##### RAW DATA
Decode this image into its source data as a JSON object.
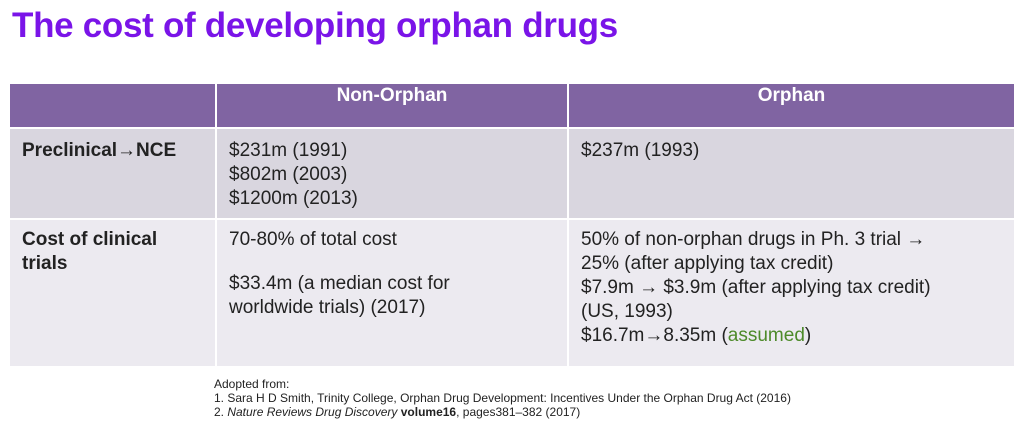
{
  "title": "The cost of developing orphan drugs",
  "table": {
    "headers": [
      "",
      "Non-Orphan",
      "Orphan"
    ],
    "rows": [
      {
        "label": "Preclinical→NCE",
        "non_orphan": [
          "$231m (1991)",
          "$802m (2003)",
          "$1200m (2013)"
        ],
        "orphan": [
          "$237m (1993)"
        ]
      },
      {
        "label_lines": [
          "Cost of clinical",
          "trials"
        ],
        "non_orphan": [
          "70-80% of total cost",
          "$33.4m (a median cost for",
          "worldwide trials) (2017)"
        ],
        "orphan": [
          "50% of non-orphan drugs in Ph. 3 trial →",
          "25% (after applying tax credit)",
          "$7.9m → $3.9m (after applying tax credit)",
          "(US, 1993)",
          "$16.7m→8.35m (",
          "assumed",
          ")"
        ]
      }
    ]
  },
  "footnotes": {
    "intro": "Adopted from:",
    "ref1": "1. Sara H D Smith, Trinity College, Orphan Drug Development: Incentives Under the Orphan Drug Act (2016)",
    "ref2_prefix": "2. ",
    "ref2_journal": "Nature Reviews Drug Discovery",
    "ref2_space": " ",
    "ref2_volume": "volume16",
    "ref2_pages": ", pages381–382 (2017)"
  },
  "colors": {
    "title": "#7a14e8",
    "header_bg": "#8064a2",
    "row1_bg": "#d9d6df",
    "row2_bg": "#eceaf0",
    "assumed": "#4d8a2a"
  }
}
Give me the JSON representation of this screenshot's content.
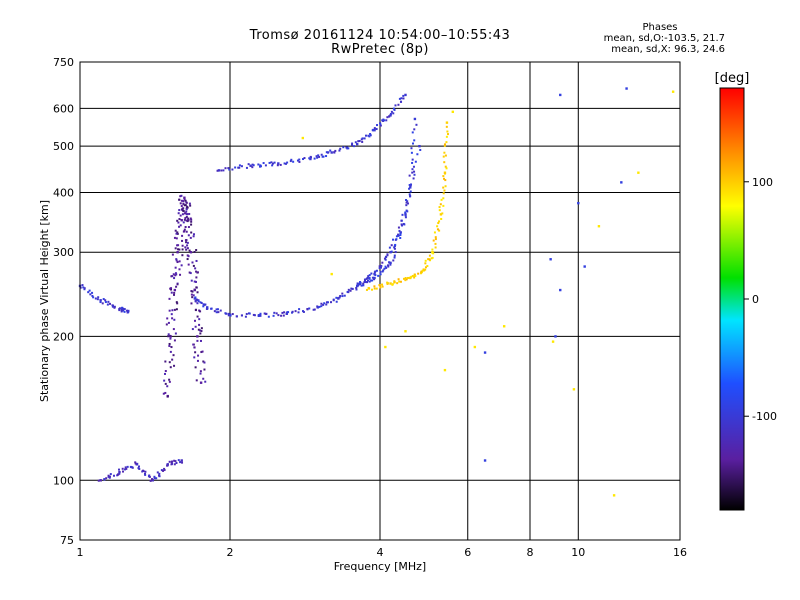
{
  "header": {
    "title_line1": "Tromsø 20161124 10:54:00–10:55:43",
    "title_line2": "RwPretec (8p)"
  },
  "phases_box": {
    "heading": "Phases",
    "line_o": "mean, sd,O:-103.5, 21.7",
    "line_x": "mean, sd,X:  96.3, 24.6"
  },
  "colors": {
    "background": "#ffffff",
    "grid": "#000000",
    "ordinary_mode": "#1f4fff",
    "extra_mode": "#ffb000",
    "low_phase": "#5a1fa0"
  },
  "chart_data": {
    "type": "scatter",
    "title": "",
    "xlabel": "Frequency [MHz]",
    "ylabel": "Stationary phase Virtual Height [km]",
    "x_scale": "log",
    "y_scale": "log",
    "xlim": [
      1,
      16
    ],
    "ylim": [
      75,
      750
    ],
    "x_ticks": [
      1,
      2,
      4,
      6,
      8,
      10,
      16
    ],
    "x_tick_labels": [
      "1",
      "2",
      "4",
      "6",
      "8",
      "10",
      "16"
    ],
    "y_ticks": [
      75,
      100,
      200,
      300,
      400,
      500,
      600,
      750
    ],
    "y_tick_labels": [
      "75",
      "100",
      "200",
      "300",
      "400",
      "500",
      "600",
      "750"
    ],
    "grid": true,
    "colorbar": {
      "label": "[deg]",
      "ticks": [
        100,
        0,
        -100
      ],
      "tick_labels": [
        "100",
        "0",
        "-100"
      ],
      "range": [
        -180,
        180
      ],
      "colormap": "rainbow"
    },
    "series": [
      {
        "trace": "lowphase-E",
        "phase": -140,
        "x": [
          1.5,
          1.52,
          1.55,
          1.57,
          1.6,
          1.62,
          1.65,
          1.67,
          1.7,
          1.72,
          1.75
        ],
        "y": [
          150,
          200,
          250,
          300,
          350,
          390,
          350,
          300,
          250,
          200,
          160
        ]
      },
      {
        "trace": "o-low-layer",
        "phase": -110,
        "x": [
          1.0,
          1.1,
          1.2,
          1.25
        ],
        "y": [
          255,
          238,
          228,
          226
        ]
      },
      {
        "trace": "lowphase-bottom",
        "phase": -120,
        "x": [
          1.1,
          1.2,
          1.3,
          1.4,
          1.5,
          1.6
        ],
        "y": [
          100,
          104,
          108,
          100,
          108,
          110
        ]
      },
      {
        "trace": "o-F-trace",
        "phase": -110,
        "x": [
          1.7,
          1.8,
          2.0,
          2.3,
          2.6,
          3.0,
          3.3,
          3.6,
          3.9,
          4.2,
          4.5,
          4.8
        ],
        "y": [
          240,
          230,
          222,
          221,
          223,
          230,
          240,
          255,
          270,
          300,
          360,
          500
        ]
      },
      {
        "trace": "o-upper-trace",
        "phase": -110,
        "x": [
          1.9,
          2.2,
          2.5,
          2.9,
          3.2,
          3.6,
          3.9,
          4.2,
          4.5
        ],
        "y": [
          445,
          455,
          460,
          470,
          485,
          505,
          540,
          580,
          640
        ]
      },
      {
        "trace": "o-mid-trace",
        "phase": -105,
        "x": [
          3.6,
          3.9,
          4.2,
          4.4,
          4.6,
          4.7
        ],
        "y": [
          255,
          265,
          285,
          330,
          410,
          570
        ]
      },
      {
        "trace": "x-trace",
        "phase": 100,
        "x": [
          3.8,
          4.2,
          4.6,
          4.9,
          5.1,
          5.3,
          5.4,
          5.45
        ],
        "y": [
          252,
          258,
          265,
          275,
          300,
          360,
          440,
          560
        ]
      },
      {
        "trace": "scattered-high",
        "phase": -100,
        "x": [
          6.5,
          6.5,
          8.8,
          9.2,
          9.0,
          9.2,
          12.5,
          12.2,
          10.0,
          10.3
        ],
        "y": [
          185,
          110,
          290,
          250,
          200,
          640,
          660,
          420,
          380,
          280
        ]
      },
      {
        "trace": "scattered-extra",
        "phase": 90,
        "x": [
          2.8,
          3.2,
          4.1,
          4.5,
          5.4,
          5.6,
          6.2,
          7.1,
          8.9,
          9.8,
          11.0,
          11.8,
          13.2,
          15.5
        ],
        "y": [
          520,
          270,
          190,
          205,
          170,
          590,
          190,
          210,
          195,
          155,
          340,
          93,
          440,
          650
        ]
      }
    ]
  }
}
##########
##### RAW DATA
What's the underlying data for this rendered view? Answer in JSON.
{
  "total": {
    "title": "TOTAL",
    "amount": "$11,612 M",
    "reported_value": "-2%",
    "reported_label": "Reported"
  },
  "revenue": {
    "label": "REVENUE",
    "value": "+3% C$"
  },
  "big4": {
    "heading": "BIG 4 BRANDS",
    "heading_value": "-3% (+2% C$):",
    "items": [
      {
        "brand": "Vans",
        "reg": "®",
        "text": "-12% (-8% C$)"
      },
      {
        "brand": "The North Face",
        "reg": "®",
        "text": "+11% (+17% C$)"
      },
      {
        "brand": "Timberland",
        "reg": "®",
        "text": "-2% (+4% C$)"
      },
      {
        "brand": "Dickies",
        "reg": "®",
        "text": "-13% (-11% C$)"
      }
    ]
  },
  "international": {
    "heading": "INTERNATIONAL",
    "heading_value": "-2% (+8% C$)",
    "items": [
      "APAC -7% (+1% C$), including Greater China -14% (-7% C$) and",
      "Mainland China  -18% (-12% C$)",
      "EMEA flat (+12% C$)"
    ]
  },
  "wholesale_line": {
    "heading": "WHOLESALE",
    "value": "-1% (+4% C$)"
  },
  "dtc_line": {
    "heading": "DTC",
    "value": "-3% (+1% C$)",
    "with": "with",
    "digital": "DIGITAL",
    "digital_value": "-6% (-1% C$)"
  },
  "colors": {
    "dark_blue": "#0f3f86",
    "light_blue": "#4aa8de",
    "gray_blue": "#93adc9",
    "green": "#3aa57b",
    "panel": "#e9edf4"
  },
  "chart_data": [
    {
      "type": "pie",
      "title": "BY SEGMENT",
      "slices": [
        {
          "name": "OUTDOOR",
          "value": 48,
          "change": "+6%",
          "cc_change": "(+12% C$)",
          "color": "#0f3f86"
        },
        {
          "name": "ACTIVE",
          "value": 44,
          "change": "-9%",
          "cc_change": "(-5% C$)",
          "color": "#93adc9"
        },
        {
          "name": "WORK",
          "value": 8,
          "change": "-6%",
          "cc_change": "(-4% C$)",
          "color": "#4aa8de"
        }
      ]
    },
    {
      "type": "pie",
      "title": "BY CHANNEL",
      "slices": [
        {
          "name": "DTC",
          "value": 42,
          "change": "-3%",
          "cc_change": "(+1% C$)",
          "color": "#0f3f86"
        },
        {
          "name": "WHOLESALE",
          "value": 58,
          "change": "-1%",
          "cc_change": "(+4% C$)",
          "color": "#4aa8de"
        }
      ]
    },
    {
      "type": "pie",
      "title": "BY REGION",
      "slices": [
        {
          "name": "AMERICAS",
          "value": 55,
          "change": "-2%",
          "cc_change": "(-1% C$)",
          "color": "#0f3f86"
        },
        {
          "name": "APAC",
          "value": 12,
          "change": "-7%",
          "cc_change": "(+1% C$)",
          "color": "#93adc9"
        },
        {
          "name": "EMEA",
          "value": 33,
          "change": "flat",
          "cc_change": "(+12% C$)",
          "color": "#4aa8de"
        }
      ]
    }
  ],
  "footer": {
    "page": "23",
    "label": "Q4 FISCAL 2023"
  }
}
##########
##### RAW DATA
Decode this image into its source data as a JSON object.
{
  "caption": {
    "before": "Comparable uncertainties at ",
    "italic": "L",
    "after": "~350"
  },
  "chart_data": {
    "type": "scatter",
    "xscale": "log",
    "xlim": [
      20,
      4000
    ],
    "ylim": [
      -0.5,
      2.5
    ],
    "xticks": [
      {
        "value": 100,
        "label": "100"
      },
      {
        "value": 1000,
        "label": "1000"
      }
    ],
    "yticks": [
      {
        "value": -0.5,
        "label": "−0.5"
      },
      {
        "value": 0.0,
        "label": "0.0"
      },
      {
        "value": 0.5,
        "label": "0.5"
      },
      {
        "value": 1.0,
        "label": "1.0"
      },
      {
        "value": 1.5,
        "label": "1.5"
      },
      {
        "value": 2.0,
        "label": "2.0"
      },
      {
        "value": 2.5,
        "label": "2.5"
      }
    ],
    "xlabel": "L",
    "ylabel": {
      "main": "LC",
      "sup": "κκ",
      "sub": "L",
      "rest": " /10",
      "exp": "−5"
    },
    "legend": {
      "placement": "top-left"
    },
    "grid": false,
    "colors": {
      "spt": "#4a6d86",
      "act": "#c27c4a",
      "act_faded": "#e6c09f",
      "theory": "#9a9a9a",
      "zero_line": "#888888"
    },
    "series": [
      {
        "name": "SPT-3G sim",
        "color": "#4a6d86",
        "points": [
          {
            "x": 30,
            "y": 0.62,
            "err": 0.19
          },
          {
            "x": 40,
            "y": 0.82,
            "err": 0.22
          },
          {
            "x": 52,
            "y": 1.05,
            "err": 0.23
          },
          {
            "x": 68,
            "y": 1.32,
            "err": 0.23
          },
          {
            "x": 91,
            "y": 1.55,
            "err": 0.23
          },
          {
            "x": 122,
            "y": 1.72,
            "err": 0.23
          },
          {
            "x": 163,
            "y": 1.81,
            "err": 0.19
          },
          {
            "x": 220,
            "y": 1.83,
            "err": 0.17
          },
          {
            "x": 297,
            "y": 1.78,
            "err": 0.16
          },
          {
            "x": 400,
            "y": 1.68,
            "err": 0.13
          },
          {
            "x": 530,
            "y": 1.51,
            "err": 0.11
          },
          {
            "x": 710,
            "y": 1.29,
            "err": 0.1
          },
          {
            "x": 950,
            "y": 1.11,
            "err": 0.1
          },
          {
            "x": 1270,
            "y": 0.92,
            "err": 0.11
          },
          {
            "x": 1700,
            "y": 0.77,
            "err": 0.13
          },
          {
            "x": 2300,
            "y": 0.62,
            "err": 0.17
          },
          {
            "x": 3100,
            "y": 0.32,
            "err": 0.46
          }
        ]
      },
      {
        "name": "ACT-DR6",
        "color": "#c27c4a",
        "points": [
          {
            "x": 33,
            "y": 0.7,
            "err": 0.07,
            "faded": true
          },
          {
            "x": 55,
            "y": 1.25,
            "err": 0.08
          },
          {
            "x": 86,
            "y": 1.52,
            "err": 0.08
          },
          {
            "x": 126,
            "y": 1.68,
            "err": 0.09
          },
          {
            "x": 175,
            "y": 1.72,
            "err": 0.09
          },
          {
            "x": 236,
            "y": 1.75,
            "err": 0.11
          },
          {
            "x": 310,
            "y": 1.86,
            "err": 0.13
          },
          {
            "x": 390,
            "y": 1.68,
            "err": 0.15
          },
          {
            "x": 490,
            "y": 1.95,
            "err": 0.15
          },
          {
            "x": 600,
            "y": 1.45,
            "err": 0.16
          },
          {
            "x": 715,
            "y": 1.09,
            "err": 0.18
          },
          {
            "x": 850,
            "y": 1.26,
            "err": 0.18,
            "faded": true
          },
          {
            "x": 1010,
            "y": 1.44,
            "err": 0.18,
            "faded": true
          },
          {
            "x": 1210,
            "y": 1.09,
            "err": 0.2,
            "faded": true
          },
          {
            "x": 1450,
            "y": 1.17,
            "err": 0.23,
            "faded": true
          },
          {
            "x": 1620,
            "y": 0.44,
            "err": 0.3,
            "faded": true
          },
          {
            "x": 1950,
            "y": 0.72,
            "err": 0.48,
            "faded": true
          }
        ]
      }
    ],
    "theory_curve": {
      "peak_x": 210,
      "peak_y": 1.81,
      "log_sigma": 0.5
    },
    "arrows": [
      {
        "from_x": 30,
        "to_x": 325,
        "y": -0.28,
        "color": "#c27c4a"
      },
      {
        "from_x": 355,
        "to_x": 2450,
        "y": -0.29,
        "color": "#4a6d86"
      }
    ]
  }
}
##########
## EXERCISE
Give only the number of lines in the data that hold the string "ylabel".

## TASK SOLUTION
2